▶ **EXPLORE THE MATERIAL**
a. Translate this sentence from the neonicotinoid passage into Spanish: "Neonics are systemic, taken up through a plant’s vascular system and exuded in the pollen and nectar."
b. Resume the passage on neonicotinoids, picking up after its final sentence.

[SOURCE PASSAGE Boundary: Start]

The most widely used pesticides in the world, neonicotinoids (often called neonics) are a highly toxic, pervasive, relatively new class of insecticide. Following massive bee die-offs from neonic applications in the U.S. and Canada, last year Eugene became the first U.S. city to ban the use of neonics from city property. Similar bans in Seattle, Sacramento, and Spokane quickly trailed, and now Portland’s City Council is considering comparable—and crucial—affirmative policy at the local level, since higher government continually fails to offer protection from this growing environmental threat. The U.S. Fish and Wildlife Service decided last year to phase out neonics in its wildlife refuges, making it the first federal agency to restrict neonics, but the U.S. Environmental Protection Agency has yet to act.

Hundreds of studies indicate that neonics are wreaking environmental havoc: They not only disastrously kill or debilitate native bees, honeybees, and other pollinators like butterflies and moths, but also other ecosystem members such as birds, aquatic species, and mammals. Neonics are systemic, taken up through a plant’s vascular system and exuded in the pollen and nectar. Even miniscule amounts adversely affect central nervous and immune systems, cumulatively and irreversibly. If a victim such as a bumblebee isn’t killed outright, its failed immune system will succumb to ostensibly “natural” parasites and pathogens like Bombus bifarius on Aster foliaceusfungal, viral or bacterial infections. Birds—the majority of which consume and feed their young insects—may be poisoned directly or go hungry due to a lack of insect biomass; scientists predict widespread reproductive dysfunction in birds due to neonic exposure.

[SOURCE PASSAGE Boundary: End]
[ENTRIES SUPPLIED Boundary: Start]

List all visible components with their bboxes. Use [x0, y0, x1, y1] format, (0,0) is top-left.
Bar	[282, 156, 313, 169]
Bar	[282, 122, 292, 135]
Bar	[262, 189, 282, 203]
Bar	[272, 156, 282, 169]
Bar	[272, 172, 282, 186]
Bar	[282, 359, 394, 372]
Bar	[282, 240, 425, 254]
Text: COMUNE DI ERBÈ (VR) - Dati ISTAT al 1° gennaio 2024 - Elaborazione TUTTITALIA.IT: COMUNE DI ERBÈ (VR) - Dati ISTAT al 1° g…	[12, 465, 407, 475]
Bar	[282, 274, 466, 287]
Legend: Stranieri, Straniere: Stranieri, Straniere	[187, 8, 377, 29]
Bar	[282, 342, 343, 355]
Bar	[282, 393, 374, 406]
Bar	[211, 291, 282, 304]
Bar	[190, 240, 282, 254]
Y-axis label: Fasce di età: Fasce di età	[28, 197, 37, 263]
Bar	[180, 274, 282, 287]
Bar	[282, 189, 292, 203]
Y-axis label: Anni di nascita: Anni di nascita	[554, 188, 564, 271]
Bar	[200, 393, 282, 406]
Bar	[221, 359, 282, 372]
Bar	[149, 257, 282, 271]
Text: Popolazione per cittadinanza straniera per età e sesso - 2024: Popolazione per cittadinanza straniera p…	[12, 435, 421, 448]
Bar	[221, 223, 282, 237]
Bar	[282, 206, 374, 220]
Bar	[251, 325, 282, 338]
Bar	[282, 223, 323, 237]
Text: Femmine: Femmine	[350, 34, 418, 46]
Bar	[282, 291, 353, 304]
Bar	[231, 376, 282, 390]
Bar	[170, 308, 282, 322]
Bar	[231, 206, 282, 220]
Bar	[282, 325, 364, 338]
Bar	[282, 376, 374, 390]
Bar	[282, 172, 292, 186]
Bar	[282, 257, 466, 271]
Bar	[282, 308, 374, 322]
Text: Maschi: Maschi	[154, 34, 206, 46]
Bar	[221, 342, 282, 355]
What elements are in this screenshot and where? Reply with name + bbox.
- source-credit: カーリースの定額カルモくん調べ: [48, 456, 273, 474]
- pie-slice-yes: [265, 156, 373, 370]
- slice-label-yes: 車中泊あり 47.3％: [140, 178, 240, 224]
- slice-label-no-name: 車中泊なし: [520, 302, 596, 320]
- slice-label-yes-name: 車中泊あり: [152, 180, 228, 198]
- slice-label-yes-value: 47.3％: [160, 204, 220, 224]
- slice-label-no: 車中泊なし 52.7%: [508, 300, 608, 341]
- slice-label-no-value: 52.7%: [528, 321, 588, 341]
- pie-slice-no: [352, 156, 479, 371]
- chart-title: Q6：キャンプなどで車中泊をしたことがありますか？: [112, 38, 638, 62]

[ENTRIES SUPPLIED Boundary: End]

▶ **EXPECTED RESPONSES**
a. Los neonics son sistémicos: se absorben a través del sistema vascular de la planta y se exudan en el polen y el néctar.

b.
Since neonics are water soluble, they are very prone to runoff and groundwater infiltration where they accumulate and persist for any years. Aquatic contamination has reached toxic levels in some areas and is expected to cause serious and far-reaching impacts on aquatic food chains.

The cumulative, persistent, and irreversible nature of neonics ought to raise some serious red flags. Human children may also be at risk to this neurotoxic class of pesticides due to their developing bodies and immune systems and tendency to be exposed to problematic substances while playing outdoors.

What we can do

We can voice our support for the proposed ordinance—which also recommends that local retailers label plants, seeds, and products containing neonics—by contacting Portland’s mayor and commissioners by March 31. Personally, I’d love to see this ban go further, as would Commissioner Amanda Fritz, but a ban on city property is a good first step.

We can also take action at home by eliminating pesticides and growing beautiful wildlife-friendly gardens. Besides chemicals, another major threat to wildlife is the lack of natural foraging areas. In our own yards we can attract and feed pollinators by including a variety of nonhybridized—preferably native—plants that will collectively flower from early spring through fall. Native plants that naturally occur in our region are best for all indigenous fauna because they supply the food and shelter that wild species require to survive and they need no synthetic pesticides or fertilizers.